#### Task directions:
Reproduce the listing exactly and skip over any pictures.

______

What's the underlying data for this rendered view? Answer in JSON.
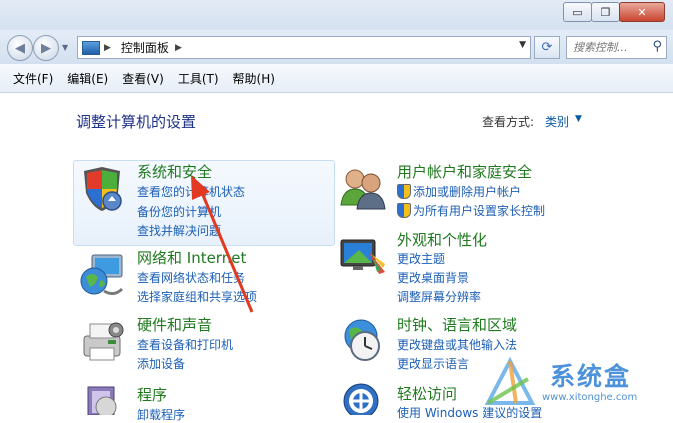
{
  "window": {
    "buttons": {
      "minimize": "▭",
      "restore": "❐",
      "close": "✕"
    }
  },
  "address": {
    "back_icon": "◀",
    "forward_icon": "▶",
    "breadcrumb": "控制面板",
    "refresh_icon": "⟳",
    "search_placeholder": "搜索控制..."
  },
  "menu": [
    "文件(F)",
    "编辑(E)",
    "查看(V)",
    "工具(T)",
    "帮助(H)"
  ],
  "main": {
    "heading": "调整计算机的设置",
    "view_by_label": "查看方式:",
    "view_by_value": "类别"
  },
  "categories": [
    {
      "title": "系统和安全",
      "links": [
        "查看您的计算机状态",
        "备份您的计算机",
        "查找并解决问题"
      ]
    },
    {
      "title": "网络和 Internet",
      "links": [
        "查看网络状态和任务",
        "选择家庭组和共享选项"
      ]
    },
    {
      "title": "硬件和声音",
      "links": [
        "查看设备和打印机",
        "添加设备"
      ]
    },
    {
      "title": "程序",
      "links": [
        "卸载程序"
      ]
    },
    {
      "title": "用户帐户和家庭安全",
      "links": [
        "添加或删除用户帐户",
        "为所有用户设置家长控制"
      ]
    },
    {
      "title": "外观和个性化",
      "links": [
        "更改主题",
        "更改桌面背景",
        "调整屏幕分辨率"
      ]
    },
    {
      "title": "时钟、语言和区域",
      "links": [
        "更改键盘或其他输入法",
        "更改显示语言"
      ]
    },
    {
      "title": "轻松访问",
      "links": [
        "使用 Windows 建议的设置"
      ]
    }
  ],
  "watermark": {
    "name": "系统盒",
    "url": "www.xitonghe.com"
  },
  "colors": {
    "category_title": "#1f7a1f",
    "link": "#1c5fb5",
    "heading": "#1e3287",
    "annotation_arrow": "#e23a22"
  }
}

______

#### The response:
What's the underlying data for this rendered view? Answer in JSON.
{
  "window": {
    "buttons": {
      "minimize": "▭",
      "restore": "❐",
      "close": "✕"
    }
  },
  "address": {
    "back_icon": "◀",
    "forward_icon": "▶",
    "breadcrumb": "控制面板",
    "refresh_icon": "⟳",
    "search_placeholder": "搜索控制..."
  },
  "menu": [
    "文件(F)",
    "编辑(E)",
    "查看(V)",
    "工具(T)",
    "帮助(H)"
  ],
  "main": {
    "heading": "调整计算机的设置",
    "view_by_label": "查看方式:",
    "view_by_value": "类别"
  },
  "categories": [
    {
      "title": "系统和安全",
      "links": [
        "查看您的计算机状态",
        "备份您的计算机",
        "查找并解决问题"
      ]
    },
    {
      "title": "网络和 Internet",
      "links": [
        "查看网络状态和任务",
        "选择家庭组和共享选项"
      ]
    },
    {
      "title": "硬件和声音",
      "links": [
        "查看设备和打印机",
        "添加设备"
      ]
    },
    {
      "title": "程序",
      "links": [
        "卸载程序"
      ]
    },
    {
      "title": "用户帐户和家庭安全",
      "links": [
        "添加或删除用户帐户",
        "为所有用户设置家长控制"
      ]
    },
    {
      "title": "外观和个性化",
      "links": [
        "更改主题",
        "更改桌面背景",
        "调整屏幕分辨率"
      ]
    },
    {
      "title": "时钟、语言和区域",
      "links": [
        "更改键盘或其他输入法",
        "更改显示语言"
      ]
    },
    {
      "title": "轻松访问",
      "links": [
        "使用 Windows 建议的设置"
      ]
    }
  ],
  "watermark": {
    "name": "系统盒",
    "url": "www.xitonghe.com"
  },
  "colors": {
    "category_title": "#1f7a1f",
    "link": "#1c5fb5",
    "heading": "#1e3287",
    "annotation_arrow": "#e23a22"
  }
}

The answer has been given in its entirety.